» **Given data**:

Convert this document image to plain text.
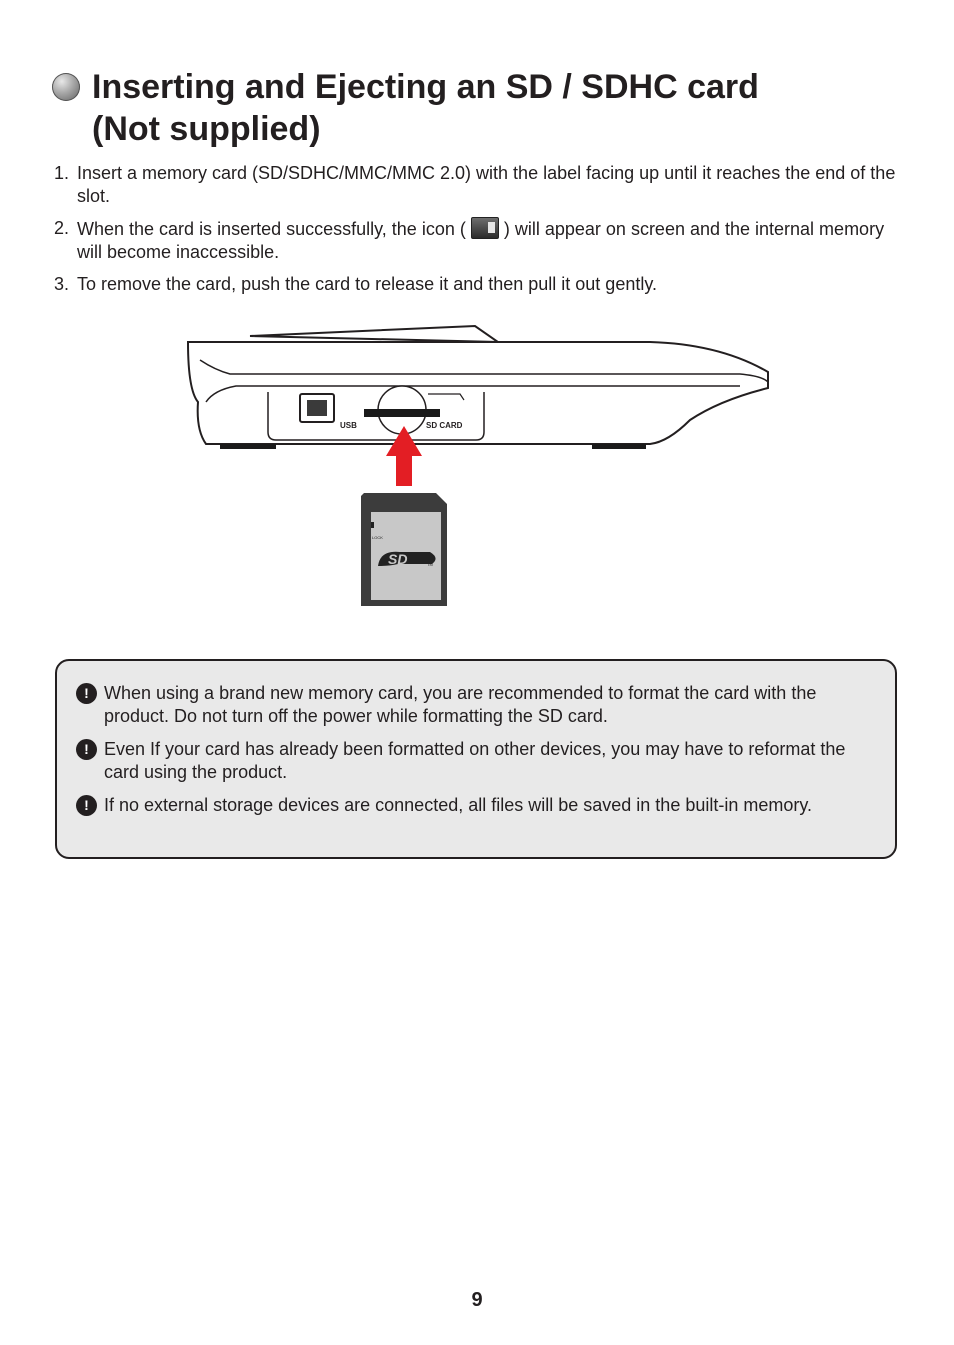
Inserting and Ejecting an SD / SDHC card
(Not supplied)
1. Insert a memory card (SD/SDHC/MMC/MMC 2.0) with the label facing up until it reaches the end of the slot.
2. When the card is inserted successfully, the icon ( ) will appear on screen and the internal memory will become inaccessible.
3. To remove the card, push the card to release it and then pull it out gently.
USB	SD CARD
SD
LOCK
TM
! When using a brand new memory card, you are recommended to format the card with the product. Do not turn off the power while formatting the SD card.
! Even If your card has already been formatted on other devices, you may have to reformat the card using the product.
! If no external storage devices are connected, all files will be saved in the built-in memory.
9
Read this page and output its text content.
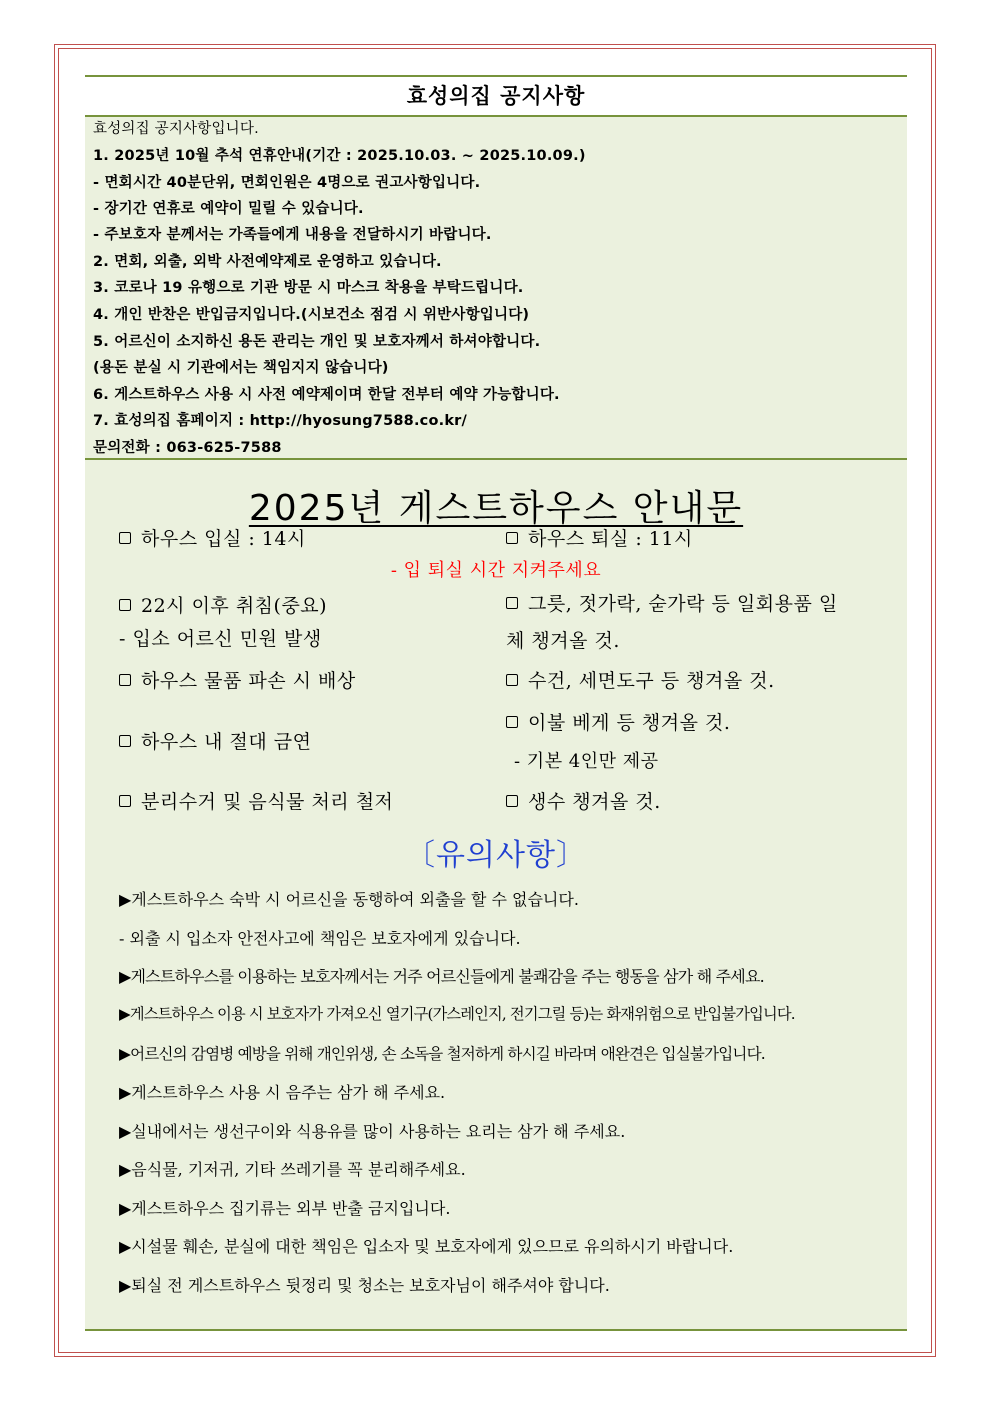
효성의집 공지사항
효성의집 공지사항입니다.
1. 2025년 10월 추석 연휴안내(기간 : 2025.10.03. ~ 2025.10.09.)
- 면회시간 40분단위, 면회인원은 4명으로 권고사항입니다.
- 장기간 연휴로 예약이 밀릴 수 있습니다.
- 주보호자 분께서는 가족들에게 내용을 전달하시기 바랍니다.
2. 면회, 외출, 외박 사전예약제로 운영하고 있습니다.
3. 코로나 19 유행으로 기관 방문 시 마스크 착용을 부탁드립니다.
4. 개인 반찬은 반입금지입니다.(시보건소 점검 시 위반사항입니다)
5. 어르신이 소지하신 용돈 관리는 개인 및 보호자께서 하셔야합니다.
(용돈 분실 시 기관에서는 책임지지 않습니다)
6. 게스트하우스 사용 시 사전 예약제이며 한달 전부터 예약 가능합니다.
7. 효성의집 홈페이지 : http://hyosung7588.co.kr/
문의전화 : 063-625-7588
2025년 게스트하우스 안내문
하우스 입실 : 14시	하우스 퇴실 : 11시
- 입 퇴실 시간 지켜주세요
22시 이후 취침(중요)
- 입소 어르신 민원 발생
하우스 물품 파손 시 배상
하우스 내 절대 금연
분리수거 및 음식물 처리 철저
그릇, 젓가락, 숟가락 등 일회용품 일
체 챙겨올 것.
수건, 세면도구 등 챙겨올 것.
이불 베게 등 챙겨올 것.
- 기본 4인만 제공
생수 챙겨올 것.
〔유의사항〕
▶게스트하우스 숙박 시 어르신을 동행하여 외출을 할 수 없습니다.
- 외출 시 입소자 안전사고에 책임은 보호자에게 있습니다.
▶게스트하우스를 이용하는 보호자께서는 거주 어르신들에게 불쾌감을 주는 행동을 삼가 해 주세요.
▶게스트하우스 이용 시 보호자가 가져오신 열기구(가스레인지, 전기그릴 등)는 화재위험으로 반입불가입니다.
▶어르신의 감염병 예방을 위해 개인위생, 손 소독을 철저하게 하시길 바라며 애완견은 입실불가입니다.
▶게스트하우스 사용 시 음주는 삼가 해 주세요.
▶실내에서는 생선구이와 식용유를 많이 사용하는 요리는 삼가 해 주세요.
▶음식물, 기저귀, 기타 쓰레기를 꼭 분리해주세요.
▶게스트하우스 집기류는 외부 반출 금지입니다.
▶시설물 훼손, 분실에 대한 책임은 입소자 및 보호자에게 있으므로 유의하시기 바랍니다.
▶퇴실 전 게스트하우스 뒷정리 및 청소는 보호자님이 해주셔야 합니다.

» **What you need to do**: Within the listing above, work out how many lines contain the string "효성의집", and reply with that number only.

» **Answer for this exercise**: 3